- PROMPT:
Go through the listing and write out all of it exactly.

- MATERIAL PROVIDED:

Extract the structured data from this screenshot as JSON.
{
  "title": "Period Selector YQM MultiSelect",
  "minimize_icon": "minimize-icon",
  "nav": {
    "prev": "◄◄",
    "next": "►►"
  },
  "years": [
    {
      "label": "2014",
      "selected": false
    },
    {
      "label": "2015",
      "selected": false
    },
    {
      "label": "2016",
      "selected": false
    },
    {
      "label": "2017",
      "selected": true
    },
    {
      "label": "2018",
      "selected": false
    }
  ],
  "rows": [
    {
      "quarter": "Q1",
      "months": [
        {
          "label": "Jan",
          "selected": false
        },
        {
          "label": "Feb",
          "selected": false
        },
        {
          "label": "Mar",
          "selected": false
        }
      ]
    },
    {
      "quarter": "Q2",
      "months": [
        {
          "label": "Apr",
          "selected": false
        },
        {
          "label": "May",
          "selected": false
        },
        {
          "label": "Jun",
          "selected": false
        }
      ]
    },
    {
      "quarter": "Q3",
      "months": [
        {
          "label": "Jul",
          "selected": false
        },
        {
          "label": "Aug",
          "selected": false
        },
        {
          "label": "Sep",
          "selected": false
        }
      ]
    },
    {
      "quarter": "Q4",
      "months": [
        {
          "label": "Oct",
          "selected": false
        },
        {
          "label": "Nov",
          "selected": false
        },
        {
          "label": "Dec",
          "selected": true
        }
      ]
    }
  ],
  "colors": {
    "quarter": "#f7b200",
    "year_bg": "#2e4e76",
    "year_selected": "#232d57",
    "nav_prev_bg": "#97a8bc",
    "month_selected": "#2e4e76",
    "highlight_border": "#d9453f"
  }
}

- TASK RESULT:
Extract the structured data from this screenshot as JSON.
{
  "title": "Period Selector YQM MultiSelect",
  "minimize_icon": "minimize-icon",
  "nav": {
    "prev": "◄◄",
    "next": "►►"
  },
  "years": [
    {
      "label": "2014",
      "selected": false
    },
    {
      "label": "2015",
      "selected": false
    },
    {
      "label": "2016",
      "selected": false
    },
    {
      "label": "2017",
      "selected": true
    },
    {
      "label": "2018",
      "selected": false
    }
  ],
  "rows": [
    {
      "quarter": "Q1",
      "months": [
        {
          "label": "Jan",
          "selected": false
        },
        {
          "label": "Feb",
          "selected": false
        },
        {
          "label": "Mar",
          "selected": false
        }
      ]
    },
    {
      "quarter": "Q2",
      "months": [
        {
          "label": "Apr",
          "selected": false
        },
        {
          "label": "May",
          "selected": false
        },
        {
          "label": "Jun",
          "selected": false
        }
      ]
    },
    {
      "quarter": "Q3",
      "months": [
        {
          "label": "Jul",
          "selected": false
        },
        {
          "label": "Aug",
          "selected": false
        },
        {
          "label": "Sep",
          "selected": false
        }
      ]
    },
    {
      "quarter": "Q4",
      "months": [
        {
          "label": "Oct",
          "selected": false
        },
        {
          "label": "Nov",
          "selected": false
        },
        {
          "label": "Dec",
          "selected": true
        }
      ]
    }
  ],
  "colors": {
    "quarter": "#f7b200",
    "year_bg": "#2e4e76",
    "year_selected": "#232d57",
    "nav_prev_bg": "#97a8bc",
    "month_selected": "#2e4e76",
    "highlight_border": "#d9453f"
  }
}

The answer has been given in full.